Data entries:
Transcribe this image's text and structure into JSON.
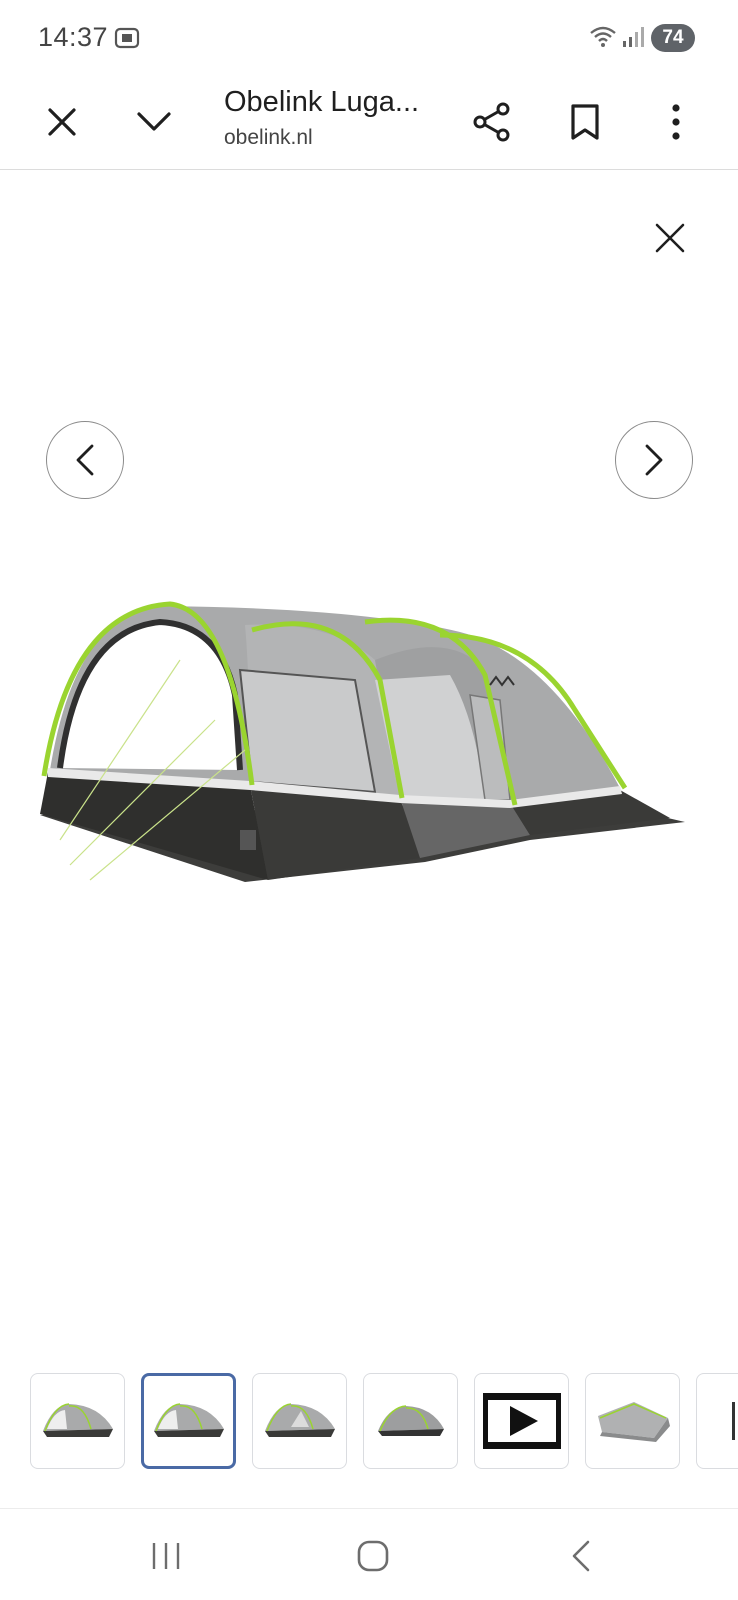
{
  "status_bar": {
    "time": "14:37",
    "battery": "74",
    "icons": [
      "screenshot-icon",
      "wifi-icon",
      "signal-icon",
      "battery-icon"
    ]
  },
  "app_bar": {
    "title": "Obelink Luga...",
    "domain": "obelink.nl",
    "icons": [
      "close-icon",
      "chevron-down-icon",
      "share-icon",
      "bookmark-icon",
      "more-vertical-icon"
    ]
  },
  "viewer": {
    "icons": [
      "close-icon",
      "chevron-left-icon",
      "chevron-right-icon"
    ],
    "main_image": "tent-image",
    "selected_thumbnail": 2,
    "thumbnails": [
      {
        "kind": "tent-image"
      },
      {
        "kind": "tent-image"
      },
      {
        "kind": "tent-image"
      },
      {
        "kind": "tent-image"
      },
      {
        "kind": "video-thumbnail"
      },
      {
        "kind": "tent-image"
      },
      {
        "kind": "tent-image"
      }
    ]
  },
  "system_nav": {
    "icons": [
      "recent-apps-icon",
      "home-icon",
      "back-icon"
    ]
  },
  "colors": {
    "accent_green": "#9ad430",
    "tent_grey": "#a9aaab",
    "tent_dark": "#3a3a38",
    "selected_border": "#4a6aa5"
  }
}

* * *

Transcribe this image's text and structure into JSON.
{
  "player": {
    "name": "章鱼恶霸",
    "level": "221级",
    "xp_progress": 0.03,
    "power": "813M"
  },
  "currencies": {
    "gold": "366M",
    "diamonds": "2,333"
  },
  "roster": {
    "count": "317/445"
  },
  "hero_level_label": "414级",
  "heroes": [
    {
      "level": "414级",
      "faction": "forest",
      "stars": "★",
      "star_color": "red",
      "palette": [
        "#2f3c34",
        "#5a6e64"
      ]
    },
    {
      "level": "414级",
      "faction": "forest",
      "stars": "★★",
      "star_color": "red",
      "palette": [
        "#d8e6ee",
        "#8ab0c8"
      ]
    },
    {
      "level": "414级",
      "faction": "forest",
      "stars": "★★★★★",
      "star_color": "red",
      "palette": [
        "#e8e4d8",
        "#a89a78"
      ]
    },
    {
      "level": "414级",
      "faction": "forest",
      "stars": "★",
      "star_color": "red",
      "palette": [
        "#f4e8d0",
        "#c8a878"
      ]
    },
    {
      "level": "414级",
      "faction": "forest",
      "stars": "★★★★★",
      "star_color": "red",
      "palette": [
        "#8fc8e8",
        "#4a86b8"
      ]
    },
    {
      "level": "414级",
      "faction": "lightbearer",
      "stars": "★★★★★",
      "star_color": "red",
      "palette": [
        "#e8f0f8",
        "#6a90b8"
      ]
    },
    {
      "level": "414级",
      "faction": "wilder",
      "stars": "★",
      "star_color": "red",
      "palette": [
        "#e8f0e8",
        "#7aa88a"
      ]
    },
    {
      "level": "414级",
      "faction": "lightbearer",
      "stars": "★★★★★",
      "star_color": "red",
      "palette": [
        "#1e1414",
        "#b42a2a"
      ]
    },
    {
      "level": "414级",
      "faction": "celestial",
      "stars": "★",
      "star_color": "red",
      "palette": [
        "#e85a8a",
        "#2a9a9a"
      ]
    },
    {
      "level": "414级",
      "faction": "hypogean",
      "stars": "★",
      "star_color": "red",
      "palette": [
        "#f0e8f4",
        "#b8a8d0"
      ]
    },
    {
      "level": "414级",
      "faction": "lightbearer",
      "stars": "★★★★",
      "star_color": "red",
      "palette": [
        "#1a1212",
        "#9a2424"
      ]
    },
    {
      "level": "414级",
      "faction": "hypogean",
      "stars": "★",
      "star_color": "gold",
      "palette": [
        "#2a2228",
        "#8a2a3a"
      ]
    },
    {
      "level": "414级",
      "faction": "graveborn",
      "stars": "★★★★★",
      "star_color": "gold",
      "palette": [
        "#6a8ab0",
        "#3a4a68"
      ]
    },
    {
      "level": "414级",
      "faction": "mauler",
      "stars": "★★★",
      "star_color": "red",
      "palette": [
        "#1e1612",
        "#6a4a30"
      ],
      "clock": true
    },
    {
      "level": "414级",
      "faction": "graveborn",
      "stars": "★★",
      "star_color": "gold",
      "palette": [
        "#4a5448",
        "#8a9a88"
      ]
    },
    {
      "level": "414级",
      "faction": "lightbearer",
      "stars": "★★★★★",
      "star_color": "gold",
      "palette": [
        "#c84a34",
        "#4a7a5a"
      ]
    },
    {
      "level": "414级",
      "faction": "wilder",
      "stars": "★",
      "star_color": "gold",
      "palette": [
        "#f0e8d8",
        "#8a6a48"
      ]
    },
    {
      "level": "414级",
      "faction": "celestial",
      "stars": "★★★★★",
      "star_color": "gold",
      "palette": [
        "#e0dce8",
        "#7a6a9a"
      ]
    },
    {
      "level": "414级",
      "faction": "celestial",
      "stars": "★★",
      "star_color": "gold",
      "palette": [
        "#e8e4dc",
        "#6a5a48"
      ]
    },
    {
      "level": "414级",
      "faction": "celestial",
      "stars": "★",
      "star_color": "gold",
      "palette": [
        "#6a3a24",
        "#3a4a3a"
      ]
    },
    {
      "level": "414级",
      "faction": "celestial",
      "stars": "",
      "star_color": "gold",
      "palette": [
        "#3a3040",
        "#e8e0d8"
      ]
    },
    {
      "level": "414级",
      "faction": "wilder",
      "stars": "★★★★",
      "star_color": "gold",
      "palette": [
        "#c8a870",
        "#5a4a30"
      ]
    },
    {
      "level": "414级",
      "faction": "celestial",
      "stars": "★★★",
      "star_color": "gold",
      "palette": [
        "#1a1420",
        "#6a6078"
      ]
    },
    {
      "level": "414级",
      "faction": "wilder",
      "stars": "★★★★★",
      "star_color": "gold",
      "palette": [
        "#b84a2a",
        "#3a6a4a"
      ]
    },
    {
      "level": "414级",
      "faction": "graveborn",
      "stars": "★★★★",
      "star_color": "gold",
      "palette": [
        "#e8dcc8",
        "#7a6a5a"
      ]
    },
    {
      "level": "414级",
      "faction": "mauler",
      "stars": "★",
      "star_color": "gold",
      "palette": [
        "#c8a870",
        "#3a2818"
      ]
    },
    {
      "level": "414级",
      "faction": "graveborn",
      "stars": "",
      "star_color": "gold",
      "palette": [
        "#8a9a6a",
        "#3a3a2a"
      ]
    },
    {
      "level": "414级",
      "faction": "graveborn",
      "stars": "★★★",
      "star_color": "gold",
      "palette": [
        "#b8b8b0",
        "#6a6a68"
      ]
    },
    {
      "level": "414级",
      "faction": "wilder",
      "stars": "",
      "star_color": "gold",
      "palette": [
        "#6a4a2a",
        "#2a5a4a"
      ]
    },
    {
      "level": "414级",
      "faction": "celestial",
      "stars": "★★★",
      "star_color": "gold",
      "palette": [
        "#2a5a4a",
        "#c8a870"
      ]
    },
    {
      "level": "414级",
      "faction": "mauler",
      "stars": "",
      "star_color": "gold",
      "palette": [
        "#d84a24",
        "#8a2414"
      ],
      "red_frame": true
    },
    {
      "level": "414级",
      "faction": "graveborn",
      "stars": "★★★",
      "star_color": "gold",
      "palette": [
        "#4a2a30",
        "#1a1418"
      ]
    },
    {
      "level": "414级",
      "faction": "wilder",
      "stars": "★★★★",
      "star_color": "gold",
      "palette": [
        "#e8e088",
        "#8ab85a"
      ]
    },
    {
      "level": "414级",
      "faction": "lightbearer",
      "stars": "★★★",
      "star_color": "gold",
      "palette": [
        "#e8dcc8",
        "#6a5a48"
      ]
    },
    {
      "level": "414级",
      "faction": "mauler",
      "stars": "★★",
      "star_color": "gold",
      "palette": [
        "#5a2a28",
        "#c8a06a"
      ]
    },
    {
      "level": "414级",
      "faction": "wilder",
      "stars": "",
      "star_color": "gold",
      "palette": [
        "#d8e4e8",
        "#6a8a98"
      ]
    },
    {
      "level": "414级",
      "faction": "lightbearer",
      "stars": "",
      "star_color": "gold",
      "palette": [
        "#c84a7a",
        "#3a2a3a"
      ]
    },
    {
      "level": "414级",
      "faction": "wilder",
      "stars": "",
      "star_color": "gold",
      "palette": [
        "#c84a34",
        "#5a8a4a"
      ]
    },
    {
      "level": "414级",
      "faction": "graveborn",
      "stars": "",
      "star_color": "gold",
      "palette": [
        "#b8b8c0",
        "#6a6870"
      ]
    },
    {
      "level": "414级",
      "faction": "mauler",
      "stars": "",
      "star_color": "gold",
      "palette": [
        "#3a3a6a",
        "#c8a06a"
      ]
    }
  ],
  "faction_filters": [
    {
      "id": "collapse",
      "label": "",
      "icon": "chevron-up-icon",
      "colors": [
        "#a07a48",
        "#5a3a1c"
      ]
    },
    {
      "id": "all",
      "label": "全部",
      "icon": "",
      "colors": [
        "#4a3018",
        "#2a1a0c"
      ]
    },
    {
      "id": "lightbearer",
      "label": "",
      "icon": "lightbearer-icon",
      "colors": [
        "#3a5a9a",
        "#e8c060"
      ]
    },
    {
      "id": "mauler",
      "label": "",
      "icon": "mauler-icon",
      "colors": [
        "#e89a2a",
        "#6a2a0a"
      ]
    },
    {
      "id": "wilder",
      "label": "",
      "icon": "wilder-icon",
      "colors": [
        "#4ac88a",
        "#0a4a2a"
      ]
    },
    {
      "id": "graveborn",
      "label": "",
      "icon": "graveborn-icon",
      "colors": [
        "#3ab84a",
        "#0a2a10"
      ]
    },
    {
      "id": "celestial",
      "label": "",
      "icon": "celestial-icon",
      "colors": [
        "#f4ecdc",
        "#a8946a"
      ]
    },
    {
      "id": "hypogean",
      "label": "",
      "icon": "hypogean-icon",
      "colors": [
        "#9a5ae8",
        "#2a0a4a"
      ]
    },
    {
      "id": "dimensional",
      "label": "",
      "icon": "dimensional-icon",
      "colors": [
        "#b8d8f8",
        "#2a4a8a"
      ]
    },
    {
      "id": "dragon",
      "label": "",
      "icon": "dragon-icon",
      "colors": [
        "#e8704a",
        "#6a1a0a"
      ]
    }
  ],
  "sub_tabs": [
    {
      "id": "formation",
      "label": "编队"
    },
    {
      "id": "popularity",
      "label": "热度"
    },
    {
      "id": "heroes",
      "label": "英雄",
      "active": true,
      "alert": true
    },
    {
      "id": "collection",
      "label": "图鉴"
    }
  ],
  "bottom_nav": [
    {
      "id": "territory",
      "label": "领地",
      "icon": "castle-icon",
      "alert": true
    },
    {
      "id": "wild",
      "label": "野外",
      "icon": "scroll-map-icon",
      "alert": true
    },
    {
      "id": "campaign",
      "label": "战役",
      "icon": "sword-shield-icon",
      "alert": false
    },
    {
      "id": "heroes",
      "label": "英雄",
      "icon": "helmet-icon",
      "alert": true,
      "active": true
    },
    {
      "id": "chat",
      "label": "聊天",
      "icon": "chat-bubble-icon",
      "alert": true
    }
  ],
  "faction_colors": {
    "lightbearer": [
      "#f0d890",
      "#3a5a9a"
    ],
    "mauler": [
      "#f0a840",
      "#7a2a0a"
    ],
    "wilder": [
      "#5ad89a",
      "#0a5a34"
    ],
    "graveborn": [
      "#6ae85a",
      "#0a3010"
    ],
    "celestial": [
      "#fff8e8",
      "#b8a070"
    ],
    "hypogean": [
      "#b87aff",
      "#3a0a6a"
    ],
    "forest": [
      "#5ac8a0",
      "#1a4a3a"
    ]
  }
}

- [Task statement]:
Search the entries for "hypogean" and copy out each line that has it.

- [Finished exercise]:
      "faction": "hypogean",
      "faction": "hypogean",
      "id": "hypogean",
      "icon": "hypogean-icon",
    "hypogean": [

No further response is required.